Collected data
==============================

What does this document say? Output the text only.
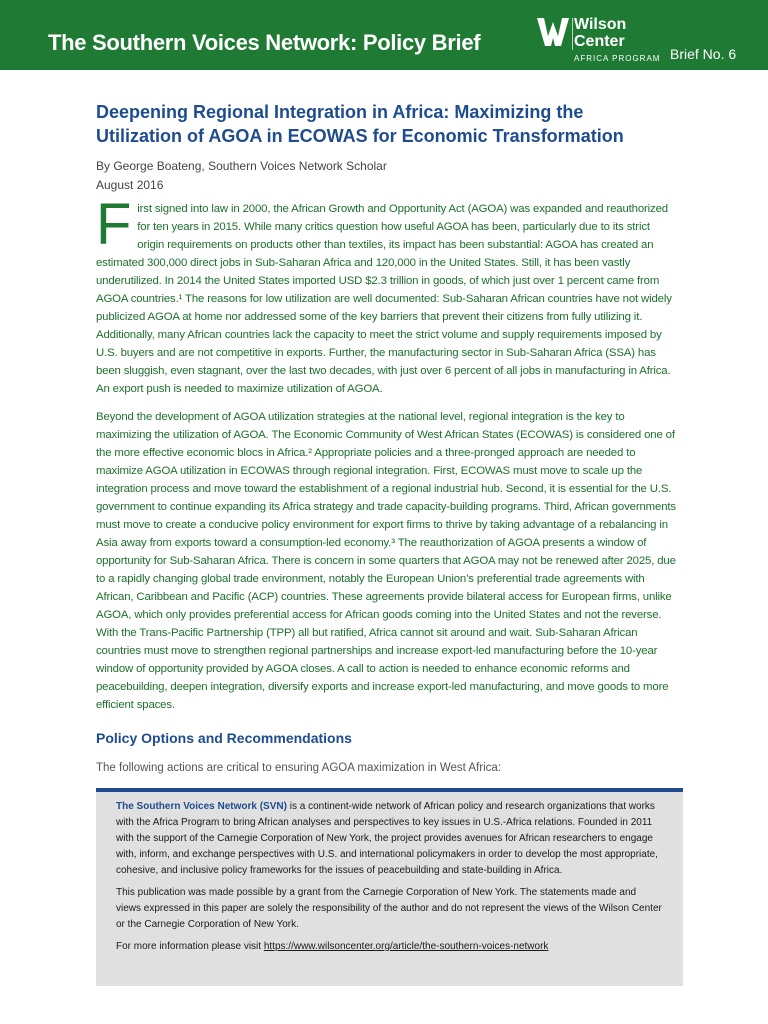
The Southern Voices Network: Policy Brief
Wilson
Center
AFRICA PROGRAM Brief No. 6
Deepening Regional Integration in Africa: Maximizing the Utilization of AGOA in ECOWAS for Economic Transformation
By George Boateng, Southern Voices Network Scholar
August 2016

First signed into law in 2000, the African Growth and Opportunity Act (AGOA) was expanded and reauthorized for ten years in 2015. While many critics question how useful AGOA has been, particularly due to its strict origin requirements on products other than textiles, its impact has been substantial: AGOA has created an estimated 300,000 direct jobs in Sub-Saharan Africa and 120,000 in the United States. Still, it has been vastly underutilized. In 2014 the United States imported USD $2.3 trillion in goods, of which just over 1 percent came from AGOA countries.¹ The reasons for low utilization are well documented: Sub-Saharan African countries have not widely publicized AGOA at home nor addressed some of the key barriers that prevent their citizens from fully utilizing it. Additionally, many African countries lack the capacity to meet the strict volume and supply requirements imposed by U.S. buyers and are not competitive in exports. Further, the manufacturing sector in Sub-Saharan Africa (SSA) has been sluggish, even stagnant, over the last two decades, with just over 6 percent of all jobs in manufacturing in Africa. An export push is needed to maximize utilization of AGOA.

Beyond the development of AGOA utilization strategies at the national level, regional integration is the key to maximizing the utilization of AGOA. The Economic Community of West African States (ECOWAS) is considered one of the more effective economic blocs in Africa.² Appropriate policies and a three-pronged approach are needed to maximize AGOA utilization in ECOWAS through regional integration. First, ECOWAS must move to scale up the integration process and move toward the establishment of a regional industrial hub. Second, it is essential for the U.S. government to continue expanding its Africa strategy and trade capacity-building programs. Third, African governments must move to create a conducive policy environment for export firms to thrive by taking advantage of a rebalancing in Asia away from exports toward a consumption-led economy.³ The reauthorization of AGOA presents a window of opportunity for Sub-Saharan Africa. There is concern in some quarters that AGOA may not be renewed after 2025, due to a rapidly changing global trade environment, notably the European Union’s preferential trade agreements with African, Caribbean and Pacific (ACP) countries. These agreements provide bilateral access for European firms, unlike AGOA, which only provides preferential access for African goods coming into the United States and not the reverse. With the Trans-Pacific Partnership (TPP) all but ratified, Africa cannot sit around and wait. Sub-Saharan African countries must move to strengthen regional partnerships and increase export-led manufacturing before the 10-year window of opportunity provided by AGOA closes. A call to action is needed to enhance economic reforms and peacebuilding, deepen integration, diversify exports and increase export-led manufacturing, and move goods to more efficient spaces.

Policy Options and Recommendations
The following actions are critical to ensuring AGOA maximization in West Africa:

The Southern Voices Network (SVN) is a continent-wide network of African policy and research organizations that works with the Africa Program to bring African analyses and perspectives to key issues in U.S.-Africa relations. Founded in 2011 with the support of the Carnegie Corporation of New York, the project provides avenues for African researchers to engage with, inform, and exchange perspectives with U.S. and international policymakers in order to develop the most appropriate, cohesive, and inclusive policy frameworks for the issues of peacebuilding and state-building in Africa.

This publication was made possible by a grant from the Carnegie Corporation of New York. The statements made and views expressed in this paper are solely the responsibility of the author and do not represent the views of the Wilson Center or the Carnegie Corporation of New York.

For more information please visit https://www.wilsoncenter.org/article/the-southern-voices-network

==============================

**REQUIRED WORK:**
Extract each line holding the word "Brief" from the records.

**RESULT:**
The Southern Voices Network: Policy Brief
AFRICA PROGRAM Brief No. 6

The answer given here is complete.